» **PROBLEM DESCRIPTION**: Every line that holds "coloritura" should be shown.

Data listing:

—————

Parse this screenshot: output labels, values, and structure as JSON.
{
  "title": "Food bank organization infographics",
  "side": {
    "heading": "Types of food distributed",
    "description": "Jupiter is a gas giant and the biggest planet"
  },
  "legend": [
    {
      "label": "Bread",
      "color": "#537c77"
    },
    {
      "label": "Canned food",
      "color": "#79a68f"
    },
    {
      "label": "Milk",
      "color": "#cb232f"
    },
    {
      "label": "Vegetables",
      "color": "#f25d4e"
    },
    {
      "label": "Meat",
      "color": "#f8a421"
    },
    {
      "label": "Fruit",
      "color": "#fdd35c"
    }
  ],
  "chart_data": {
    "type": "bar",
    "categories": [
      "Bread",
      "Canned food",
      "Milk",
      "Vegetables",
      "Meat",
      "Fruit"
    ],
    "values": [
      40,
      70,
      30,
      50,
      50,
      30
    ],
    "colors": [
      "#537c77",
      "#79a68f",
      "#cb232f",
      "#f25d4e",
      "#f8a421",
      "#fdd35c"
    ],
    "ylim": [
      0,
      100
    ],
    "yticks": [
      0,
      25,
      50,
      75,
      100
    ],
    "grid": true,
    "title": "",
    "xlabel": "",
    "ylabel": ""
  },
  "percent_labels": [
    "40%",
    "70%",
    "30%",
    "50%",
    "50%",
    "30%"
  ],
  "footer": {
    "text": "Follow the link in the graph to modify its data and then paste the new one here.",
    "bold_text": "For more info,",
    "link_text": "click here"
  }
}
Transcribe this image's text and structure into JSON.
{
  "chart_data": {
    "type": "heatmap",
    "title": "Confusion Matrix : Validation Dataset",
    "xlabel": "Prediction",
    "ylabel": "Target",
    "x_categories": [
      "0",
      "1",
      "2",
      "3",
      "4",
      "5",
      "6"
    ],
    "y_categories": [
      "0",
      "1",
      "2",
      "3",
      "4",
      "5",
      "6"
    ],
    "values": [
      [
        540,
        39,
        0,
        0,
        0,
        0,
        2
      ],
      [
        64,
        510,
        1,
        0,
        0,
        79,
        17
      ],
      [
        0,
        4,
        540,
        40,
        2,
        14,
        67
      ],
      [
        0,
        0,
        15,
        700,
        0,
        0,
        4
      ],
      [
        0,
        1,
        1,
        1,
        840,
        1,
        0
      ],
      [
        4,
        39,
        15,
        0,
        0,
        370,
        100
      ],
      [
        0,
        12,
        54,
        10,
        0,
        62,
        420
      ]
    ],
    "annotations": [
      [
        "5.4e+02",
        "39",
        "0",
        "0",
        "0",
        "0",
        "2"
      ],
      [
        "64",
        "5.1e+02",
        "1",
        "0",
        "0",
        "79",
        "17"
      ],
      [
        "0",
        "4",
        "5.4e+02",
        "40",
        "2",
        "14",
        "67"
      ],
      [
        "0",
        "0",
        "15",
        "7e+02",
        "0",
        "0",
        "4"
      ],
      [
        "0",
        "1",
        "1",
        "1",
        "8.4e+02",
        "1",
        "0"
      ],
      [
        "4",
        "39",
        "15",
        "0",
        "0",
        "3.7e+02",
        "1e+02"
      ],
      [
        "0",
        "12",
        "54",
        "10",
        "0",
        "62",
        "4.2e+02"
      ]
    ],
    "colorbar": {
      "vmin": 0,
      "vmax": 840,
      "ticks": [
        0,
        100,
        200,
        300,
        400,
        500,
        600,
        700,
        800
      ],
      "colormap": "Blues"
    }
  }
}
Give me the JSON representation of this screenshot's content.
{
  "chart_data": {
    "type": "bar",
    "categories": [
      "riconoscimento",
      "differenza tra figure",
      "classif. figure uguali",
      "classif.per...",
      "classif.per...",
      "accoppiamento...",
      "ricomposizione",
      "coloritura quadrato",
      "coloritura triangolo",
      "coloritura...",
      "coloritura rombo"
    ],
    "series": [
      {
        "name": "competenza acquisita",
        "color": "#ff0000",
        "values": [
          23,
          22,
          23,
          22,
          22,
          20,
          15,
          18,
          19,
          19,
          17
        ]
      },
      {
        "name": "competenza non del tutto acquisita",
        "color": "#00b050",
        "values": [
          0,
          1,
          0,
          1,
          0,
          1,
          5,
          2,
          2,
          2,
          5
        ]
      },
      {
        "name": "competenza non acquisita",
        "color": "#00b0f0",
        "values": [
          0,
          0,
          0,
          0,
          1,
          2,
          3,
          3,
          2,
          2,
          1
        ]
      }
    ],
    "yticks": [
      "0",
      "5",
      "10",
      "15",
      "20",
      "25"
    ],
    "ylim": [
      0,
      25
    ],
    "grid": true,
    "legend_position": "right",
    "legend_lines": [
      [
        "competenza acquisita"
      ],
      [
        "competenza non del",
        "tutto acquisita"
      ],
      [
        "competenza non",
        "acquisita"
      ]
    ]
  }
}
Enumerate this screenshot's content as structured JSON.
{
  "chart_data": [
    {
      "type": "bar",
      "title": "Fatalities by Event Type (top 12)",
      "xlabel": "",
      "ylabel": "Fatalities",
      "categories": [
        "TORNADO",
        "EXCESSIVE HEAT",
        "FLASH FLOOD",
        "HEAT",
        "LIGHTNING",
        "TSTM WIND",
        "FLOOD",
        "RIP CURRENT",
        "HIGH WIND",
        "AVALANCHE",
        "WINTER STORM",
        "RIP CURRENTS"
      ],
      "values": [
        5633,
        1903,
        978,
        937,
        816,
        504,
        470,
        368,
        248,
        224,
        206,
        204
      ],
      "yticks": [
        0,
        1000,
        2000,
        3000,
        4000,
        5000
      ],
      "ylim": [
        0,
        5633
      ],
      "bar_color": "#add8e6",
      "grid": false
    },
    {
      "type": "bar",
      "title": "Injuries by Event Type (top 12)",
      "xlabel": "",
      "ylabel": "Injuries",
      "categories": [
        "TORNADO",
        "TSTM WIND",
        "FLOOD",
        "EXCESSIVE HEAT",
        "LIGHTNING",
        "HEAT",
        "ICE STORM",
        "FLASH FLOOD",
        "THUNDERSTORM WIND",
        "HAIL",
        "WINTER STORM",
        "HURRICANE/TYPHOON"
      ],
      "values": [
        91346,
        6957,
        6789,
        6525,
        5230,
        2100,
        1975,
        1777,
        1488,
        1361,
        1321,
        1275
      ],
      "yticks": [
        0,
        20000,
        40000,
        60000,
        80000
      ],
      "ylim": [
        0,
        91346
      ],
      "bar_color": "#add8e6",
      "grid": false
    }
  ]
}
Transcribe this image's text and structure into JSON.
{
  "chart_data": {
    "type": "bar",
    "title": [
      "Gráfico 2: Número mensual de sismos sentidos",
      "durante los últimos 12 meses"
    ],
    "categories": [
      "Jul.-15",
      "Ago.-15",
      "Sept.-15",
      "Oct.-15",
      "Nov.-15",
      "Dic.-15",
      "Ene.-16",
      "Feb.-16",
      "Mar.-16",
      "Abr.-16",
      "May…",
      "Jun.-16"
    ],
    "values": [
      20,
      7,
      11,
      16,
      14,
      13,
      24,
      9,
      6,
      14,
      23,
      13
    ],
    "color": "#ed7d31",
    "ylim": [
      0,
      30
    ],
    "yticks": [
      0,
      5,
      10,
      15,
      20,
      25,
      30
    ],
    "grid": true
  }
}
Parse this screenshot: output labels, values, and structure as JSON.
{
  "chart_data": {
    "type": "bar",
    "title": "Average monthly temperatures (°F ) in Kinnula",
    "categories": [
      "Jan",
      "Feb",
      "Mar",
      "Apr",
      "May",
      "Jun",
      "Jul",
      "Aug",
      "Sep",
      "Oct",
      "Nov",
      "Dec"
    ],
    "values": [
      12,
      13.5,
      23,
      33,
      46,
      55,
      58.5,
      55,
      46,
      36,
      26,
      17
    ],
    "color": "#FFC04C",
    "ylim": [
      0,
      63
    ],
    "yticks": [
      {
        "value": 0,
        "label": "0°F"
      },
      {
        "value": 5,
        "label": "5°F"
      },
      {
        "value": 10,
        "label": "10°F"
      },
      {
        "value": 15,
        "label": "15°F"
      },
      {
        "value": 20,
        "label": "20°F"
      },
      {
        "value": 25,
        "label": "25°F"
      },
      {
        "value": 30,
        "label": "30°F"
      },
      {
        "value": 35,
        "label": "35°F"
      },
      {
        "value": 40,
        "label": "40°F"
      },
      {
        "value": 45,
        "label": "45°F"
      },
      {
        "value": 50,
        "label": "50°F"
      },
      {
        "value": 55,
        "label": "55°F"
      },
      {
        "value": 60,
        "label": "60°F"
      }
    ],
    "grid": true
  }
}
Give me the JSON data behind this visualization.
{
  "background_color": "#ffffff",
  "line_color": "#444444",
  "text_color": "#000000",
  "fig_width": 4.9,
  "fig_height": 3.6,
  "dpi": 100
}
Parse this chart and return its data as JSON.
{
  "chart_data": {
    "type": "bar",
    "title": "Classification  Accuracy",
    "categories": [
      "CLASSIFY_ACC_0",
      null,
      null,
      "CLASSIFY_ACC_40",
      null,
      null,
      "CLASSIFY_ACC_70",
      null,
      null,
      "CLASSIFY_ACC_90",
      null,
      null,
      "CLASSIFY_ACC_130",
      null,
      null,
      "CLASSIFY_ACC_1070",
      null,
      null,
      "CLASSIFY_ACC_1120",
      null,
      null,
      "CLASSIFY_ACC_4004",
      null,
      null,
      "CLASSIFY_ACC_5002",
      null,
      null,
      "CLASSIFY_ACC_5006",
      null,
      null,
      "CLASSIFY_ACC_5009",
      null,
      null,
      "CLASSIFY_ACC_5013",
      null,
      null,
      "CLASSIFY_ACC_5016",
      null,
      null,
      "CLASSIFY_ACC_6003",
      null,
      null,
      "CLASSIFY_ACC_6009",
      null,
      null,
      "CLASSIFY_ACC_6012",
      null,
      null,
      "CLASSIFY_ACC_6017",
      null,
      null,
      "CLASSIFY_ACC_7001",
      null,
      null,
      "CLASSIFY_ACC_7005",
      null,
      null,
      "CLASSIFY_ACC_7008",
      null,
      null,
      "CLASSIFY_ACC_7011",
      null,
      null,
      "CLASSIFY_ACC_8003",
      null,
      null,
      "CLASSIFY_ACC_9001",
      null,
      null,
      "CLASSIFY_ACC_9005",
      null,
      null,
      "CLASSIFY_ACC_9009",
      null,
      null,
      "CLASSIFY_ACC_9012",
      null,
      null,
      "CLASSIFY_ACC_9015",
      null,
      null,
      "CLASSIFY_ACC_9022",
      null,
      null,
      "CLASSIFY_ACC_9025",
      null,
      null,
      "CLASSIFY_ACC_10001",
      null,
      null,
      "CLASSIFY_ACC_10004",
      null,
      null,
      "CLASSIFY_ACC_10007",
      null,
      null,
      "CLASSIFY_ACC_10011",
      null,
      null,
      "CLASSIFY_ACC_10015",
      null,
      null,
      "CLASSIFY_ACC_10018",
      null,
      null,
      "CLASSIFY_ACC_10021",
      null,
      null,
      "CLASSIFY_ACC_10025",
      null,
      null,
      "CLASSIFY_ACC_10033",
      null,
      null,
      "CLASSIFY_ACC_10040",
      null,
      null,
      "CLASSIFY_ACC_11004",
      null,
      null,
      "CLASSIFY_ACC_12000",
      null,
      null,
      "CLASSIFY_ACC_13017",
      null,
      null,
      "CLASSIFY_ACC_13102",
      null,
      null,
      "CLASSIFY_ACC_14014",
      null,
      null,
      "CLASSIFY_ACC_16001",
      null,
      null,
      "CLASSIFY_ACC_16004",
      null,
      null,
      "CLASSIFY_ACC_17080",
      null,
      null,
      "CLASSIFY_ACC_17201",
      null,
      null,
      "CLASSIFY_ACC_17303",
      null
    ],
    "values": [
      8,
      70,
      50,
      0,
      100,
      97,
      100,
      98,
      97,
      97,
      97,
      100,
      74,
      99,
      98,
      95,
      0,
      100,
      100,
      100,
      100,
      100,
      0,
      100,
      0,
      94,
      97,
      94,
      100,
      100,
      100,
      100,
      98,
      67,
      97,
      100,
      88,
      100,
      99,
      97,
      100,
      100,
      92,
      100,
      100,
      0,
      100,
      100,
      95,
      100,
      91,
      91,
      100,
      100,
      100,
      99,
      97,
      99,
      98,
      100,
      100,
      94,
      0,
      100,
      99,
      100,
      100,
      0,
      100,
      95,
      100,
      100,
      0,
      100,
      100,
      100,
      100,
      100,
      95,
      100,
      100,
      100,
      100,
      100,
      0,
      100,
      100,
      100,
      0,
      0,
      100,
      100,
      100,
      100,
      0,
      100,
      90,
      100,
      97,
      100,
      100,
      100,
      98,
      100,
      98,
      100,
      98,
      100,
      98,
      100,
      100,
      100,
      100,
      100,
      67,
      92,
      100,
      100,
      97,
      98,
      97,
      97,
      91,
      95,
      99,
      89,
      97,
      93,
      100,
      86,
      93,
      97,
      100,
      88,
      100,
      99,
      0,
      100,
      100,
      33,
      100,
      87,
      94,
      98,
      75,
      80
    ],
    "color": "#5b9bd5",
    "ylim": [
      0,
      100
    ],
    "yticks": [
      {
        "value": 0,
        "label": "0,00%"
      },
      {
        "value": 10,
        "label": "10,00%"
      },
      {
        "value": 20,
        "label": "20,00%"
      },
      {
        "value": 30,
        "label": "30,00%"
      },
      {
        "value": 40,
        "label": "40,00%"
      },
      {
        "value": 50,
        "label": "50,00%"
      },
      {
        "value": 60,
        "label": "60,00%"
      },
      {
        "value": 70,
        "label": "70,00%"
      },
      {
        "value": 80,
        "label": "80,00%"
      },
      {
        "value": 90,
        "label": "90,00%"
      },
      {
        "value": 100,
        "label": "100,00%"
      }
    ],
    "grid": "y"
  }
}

—————

» **RIGHT ANSWER**:
      "coloritura quadrato",
      "coloritura triangolo",
      "coloritura...",
      "coloritura rombo"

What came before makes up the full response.